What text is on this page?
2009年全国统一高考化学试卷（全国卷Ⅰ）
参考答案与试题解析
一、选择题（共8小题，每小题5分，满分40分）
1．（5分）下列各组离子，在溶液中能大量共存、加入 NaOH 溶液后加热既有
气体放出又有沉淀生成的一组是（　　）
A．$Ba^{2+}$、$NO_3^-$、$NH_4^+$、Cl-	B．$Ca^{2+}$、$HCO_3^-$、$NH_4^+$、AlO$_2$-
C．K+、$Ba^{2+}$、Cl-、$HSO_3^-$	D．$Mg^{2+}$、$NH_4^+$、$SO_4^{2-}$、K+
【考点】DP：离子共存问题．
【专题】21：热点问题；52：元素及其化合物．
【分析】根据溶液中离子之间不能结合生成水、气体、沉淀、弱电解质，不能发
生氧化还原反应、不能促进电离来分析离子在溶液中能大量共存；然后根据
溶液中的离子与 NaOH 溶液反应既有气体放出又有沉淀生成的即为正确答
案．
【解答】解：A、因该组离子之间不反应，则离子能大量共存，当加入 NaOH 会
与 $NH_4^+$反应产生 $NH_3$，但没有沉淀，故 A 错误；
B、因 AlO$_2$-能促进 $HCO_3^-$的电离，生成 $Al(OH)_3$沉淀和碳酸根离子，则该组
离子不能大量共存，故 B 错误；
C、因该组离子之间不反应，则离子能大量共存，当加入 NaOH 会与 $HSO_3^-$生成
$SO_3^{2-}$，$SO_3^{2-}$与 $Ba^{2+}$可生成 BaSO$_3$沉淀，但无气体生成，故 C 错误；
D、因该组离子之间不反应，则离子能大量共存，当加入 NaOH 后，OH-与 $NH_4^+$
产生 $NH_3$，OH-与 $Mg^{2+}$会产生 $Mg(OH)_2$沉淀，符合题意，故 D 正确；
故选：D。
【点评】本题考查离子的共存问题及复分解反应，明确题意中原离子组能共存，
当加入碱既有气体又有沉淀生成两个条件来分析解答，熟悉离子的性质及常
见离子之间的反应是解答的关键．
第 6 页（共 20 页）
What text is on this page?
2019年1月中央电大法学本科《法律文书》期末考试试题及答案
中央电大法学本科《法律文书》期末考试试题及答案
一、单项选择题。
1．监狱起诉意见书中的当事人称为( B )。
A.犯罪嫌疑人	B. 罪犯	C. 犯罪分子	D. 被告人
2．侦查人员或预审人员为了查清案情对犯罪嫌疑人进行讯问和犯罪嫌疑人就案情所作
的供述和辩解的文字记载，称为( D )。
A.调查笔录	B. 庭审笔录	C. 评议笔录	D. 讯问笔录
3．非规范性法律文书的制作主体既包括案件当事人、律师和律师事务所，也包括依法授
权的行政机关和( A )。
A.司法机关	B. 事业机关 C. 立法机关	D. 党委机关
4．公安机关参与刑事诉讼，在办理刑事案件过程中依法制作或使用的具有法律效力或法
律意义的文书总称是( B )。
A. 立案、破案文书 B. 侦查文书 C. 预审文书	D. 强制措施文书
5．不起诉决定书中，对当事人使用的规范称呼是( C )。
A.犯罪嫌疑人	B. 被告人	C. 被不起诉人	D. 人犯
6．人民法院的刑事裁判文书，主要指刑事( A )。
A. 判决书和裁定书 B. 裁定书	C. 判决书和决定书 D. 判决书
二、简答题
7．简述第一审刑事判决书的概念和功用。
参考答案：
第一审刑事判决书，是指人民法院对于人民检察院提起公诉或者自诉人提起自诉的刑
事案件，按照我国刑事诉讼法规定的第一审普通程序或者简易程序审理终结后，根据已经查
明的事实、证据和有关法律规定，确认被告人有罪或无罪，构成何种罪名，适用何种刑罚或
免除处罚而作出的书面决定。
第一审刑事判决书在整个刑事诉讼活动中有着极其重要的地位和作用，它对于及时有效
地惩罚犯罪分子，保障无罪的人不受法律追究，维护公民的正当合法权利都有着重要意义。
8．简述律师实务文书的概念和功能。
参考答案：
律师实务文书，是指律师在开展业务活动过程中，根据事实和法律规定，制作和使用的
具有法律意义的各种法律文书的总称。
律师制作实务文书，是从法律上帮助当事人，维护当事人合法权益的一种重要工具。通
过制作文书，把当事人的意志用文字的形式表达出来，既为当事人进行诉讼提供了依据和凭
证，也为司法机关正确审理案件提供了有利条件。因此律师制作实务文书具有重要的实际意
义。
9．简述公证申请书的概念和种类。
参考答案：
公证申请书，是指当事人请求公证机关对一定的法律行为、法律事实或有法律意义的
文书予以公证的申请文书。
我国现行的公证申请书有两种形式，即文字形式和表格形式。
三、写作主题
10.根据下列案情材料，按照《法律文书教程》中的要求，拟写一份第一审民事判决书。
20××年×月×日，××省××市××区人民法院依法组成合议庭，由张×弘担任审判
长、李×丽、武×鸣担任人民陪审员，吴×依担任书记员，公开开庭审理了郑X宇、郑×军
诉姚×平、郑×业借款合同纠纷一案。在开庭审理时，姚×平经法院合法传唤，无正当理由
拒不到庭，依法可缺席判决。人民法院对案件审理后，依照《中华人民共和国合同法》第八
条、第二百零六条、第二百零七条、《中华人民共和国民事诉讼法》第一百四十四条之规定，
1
- - - - -
_What this task involves_
Send back all of the entries exactly, with nothing missing.

_Solution for this problem_
What text is on this page?
2009年全国统一高考化学试卷（全国卷Ⅰ）
参考答案与试题解析
一、选择题（共8小题，每小题5分，满分40分）
1．（5分）下列各组离子，在溶液中能大量共存、加入 NaOH 溶液后加热既有
气体放出又有沉淀生成的一组是（　　）
A．$Ba^{2+}$、$NO_3^-$、$NH_4^+$、Cl-	B．$Ca^{2+}$、$HCO_3^-$、$NH_4^+$、AlO$_2$-
C．K+、$Ba^{2+}$、Cl-、$HSO_3^-$	D．$Mg^{2+}$、$NH_4^+$、$SO_4^{2-}$、K+
【考点】DP：离子共存问题．
【专题】21：热点问题；52：元素及其化合物．
【分析】根据溶液中离子之间不能结合生成水、气体、沉淀、弱电解质，不能发
生氧化还原反应、不能促进电离来分析离子在溶液中能大量共存；然后根据
溶液中的离子与 NaOH 溶液反应既有气体放出又有沉淀生成的即为正确答
案．
【解答】解：A、因该组离子之间不反应，则离子能大量共存，当加入 NaOH 会
与 $NH_4^+$反应产生 $NH_3$，但没有沉淀，故 A 错误；
B、因 AlO$_2$-能促进 $HCO_3^-$的电离，生成 $Al(OH)_3$沉淀和碳酸根离子，则该组
离子不能大量共存，故 B 错误；
C、因该组离子之间不反应，则离子能大量共存，当加入 NaOH 会与 $HSO_3^-$生成
$SO_3^{2-}$，$SO_3^{2-}$与 $Ba^{2+}$可生成 BaSO$_3$沉淀，但无气体生成，故 C 错误；
D、因该组离子之间不反应，则离子能大量共存，当加入 NaOH 后，OH-与 $NH_4^+$
产生 $NH_3$，OH-与 $Mg^{2+}$会产生 $Mg(OH)_2$沉淀，符合题意，故 D 正确；
故选：D。
【点评】本题考查离子的共存问题及复分解反应，明确题意中原离子组能共存，
当加入碱既有气体又有沉淀生成两个条件来分析解答，熟悉离子的性质及常
见离子之间的反应是解答的关键．
第 6 页（共 20 页）
What text is on this page?
2019年1月中央电大法学本科《法律文书》期末考试试题及答案
中央电大法学本科《法律文书》期末考试试题及答案
一、单项选择题。
1．监狱起诉意见书中的当事人称为( B )。
A.犯罪嫌疑人	B. 罪犯	C. 犯罪分子	D. 被告人
2．侦查人员或预审人员为了查清案情对犯罪嫌疑人进行讯问和犯罪嫌疑人就案情所作
的供述和辩解的文字记载，称为( D )。
A.调查笔录	B. 庭审笔录	C. 评议笔录	D. 讯问笔录
3．非规范性法律文书的制作主体既包括案件当事人、律师和律师事务所，也包括依法授
权的行政机关和( A )。
A.司法机关	B. 事业机关 C. 立法机关	D. 党委机关
4．公安机关参与刑事诉讼，在办理刑事案件过程中依法制作或使用的具有法律效力或法
律意义的文书总称是( B )。
A. 立案、破案文书 B. 侦查文书 C. 预审文书	D. 强制措施文书
5．不起诉决定书中，对当事人使用的规范称呼是( C )。
A.犯罪嫌疑人	B. 被告人	C. 被不起诉人	D. 人犯
6．人民法院的刑事裁判文书，主要指刑事( A )。
A. 判决书和裁定书 B. 裁定书	C. 判决书和决定书 D. 判决书
二、简答题
7．简述第一审刑事判决书的概念和功用。
参考答案：
第一审刑事判决书，是指人民法院对于人民检察院提起公诉或者自诉人提起自诉的刑
事案件，按照我国刑事诉讼法规定的第一审普通程序或者简易程序审理终结后，根据已经查
明的事实、证据和有关法律规定，确认被告人有罪或无罪，构成何种罪名，适用何种刑罚或
免除处罚而作出的书面决定。
第一审刑事判决书在整个刑事诉讼活动中有着极其重要的地位和作用，它对于及时有效
地惩罚犯罪分子，保障无罪的人不受法律追究，维护公民的正当合法权利都有着重要意义。
8．简述律师实务文书的概念和功能。
参考答案：
律师实务文书，是指律师在开展业务活动过程中，根据事实和法律规定，制作和使用的
具有法律意义的各种法律文书的总称。
律师制作实务文书，是从法律上帮助当事人，维护当事人合法权益的一种重要工具。通
过制作文书，把当事人的意志用文字的形式表达出来，既为当事人进行诉讼提供了依据和凭
证，也为司法机关正确审理案件提供了有利条件。因此律师制作实务文书具有重要的实际意
义。
9．简述公证申请书的概念和种类。
参考答案：
公证申请书，是指当事人请求公证机关对一定的法律行为、法律事实或有法律意义的
文书予以公证的申请文书。
我国现行的公证申请书有两种形式，即文字形式和表格形式。
三、写作主题
10.根据下列案情材料，按照《法律文书教程》中的要求，拟写一份第一审民事判决书。
20××年×月×日，××省××市××区人民法院依法组成合议庭，由张×弘担任审判
长、李×丽、武×鸣担任人民陪审员，吴×依担任书记员，公开开庭审理了郑X宇、郑×军
诉姚×平、郑×业借款合同纠纷一案。在开庭审理时，姚×平经法院合法传唤，无正当理由
拒不到庭，依法可缺席判决。人民法院对案件审理后，依照《中华人民共和国合同法》第八
条、第二百零六条、第二百零七条、《中华人民共和国民事诉讼法》第一百四十四条之规定，
1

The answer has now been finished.